# Input data

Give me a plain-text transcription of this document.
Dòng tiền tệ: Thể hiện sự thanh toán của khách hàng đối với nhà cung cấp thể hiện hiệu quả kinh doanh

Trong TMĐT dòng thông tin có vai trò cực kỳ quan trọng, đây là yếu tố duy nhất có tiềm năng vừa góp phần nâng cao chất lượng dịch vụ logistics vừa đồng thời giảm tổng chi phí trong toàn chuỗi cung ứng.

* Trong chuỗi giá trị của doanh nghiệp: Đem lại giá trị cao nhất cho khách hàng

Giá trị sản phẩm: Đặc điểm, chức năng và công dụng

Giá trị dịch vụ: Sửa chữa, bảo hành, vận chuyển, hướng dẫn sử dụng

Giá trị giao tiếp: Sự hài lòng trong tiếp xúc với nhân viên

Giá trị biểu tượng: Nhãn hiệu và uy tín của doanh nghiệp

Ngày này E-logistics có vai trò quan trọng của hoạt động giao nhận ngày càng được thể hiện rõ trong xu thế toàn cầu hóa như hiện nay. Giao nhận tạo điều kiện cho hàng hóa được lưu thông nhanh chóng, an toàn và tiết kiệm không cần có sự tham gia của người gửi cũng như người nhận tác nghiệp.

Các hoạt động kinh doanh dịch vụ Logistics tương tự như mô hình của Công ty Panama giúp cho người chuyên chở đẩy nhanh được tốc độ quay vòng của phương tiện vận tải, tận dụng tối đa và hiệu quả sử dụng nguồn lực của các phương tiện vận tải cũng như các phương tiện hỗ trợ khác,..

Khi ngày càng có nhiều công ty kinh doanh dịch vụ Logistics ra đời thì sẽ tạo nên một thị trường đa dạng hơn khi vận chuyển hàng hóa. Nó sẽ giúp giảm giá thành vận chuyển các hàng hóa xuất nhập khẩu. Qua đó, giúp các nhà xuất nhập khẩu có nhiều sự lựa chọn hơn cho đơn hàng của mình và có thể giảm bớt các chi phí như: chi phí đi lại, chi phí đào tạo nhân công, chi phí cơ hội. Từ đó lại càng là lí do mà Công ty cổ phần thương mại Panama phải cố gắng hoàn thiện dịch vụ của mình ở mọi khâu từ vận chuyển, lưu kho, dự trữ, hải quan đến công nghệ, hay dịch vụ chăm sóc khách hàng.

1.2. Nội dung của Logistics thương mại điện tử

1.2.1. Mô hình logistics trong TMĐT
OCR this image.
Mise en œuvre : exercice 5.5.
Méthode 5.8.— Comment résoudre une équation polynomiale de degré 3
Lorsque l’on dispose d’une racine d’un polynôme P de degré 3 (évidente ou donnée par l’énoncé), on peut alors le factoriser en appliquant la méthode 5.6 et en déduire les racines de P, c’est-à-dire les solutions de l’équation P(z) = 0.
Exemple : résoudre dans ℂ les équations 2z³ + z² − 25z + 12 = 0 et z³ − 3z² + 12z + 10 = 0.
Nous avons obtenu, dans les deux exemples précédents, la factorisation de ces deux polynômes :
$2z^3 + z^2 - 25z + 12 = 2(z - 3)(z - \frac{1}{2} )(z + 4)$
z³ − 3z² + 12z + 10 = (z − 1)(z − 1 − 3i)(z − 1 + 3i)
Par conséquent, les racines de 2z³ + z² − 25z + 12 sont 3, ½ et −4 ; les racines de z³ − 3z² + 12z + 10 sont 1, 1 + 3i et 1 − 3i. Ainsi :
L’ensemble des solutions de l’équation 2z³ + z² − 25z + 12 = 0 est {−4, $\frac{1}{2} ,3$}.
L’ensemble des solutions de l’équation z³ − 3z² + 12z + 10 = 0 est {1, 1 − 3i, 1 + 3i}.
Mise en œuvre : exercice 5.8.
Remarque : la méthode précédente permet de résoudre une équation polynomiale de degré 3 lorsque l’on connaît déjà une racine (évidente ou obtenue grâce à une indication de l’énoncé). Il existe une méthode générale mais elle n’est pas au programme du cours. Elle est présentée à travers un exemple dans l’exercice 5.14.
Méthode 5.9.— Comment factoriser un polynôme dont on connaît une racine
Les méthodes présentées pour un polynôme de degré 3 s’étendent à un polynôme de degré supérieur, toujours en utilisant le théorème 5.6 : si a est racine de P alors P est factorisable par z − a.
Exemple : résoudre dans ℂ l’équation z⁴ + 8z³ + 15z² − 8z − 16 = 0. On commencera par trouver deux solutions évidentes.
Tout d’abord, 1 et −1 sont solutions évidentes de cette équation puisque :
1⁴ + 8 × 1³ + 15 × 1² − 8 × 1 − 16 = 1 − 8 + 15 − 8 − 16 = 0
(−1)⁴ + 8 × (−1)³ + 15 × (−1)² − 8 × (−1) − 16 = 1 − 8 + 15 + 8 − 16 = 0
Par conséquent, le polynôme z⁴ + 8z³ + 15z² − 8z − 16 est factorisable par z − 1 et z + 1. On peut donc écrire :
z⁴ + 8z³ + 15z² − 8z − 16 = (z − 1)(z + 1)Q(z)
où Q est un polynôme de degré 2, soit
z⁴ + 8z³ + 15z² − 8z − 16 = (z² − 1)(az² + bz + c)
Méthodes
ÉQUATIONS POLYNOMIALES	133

# Directions for this task
Read the entries and pick out all lines that include the word "alors".

# Exercise solution
Lorsque l’on dispose d’une racine d’un polynôme P de degré 3 (évidente ou donnée par l’énoncé), on peut alors le factoriser en appliquant la méthode 5.6 et en déduire les racines de P, c’est-à-dire les solutions de l’équation P(z) = 0.
Les méthodes présentées pour un polynôme de degré 3 s’étendent à un polynôme de degré supérieur, toujours en utilisant le théorème 5.6 : si a est racine de P alors P est factorisable par z − a.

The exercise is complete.